Problem details
Copy each line below in which the string "поле" occurs.

Given entries
---
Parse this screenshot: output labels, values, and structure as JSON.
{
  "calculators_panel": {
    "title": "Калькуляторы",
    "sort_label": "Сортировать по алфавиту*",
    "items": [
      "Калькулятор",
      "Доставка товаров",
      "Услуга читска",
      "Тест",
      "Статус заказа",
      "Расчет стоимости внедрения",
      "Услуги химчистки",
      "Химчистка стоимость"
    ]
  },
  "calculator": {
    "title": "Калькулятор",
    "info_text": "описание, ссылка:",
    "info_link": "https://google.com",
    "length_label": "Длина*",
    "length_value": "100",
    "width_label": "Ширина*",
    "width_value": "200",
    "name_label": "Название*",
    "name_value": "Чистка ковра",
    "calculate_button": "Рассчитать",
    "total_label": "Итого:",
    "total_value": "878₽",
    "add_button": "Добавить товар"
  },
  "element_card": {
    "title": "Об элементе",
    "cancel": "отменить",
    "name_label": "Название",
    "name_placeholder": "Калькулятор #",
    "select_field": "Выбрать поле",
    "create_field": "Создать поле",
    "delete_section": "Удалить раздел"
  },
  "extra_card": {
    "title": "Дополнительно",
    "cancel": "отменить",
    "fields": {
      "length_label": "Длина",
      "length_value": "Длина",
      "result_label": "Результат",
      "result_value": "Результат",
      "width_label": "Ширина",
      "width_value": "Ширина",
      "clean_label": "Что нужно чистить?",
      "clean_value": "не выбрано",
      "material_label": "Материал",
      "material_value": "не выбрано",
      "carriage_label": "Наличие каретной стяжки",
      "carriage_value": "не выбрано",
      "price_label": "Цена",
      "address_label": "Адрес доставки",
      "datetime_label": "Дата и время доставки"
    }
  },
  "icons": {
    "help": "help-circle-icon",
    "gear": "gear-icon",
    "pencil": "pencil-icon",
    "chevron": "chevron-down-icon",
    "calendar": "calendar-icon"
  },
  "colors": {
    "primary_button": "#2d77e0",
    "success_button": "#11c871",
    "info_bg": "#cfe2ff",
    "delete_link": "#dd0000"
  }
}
---
Response to this exercise
    "select_field": "Выбрать поле",
    "create_field": "Создать поле",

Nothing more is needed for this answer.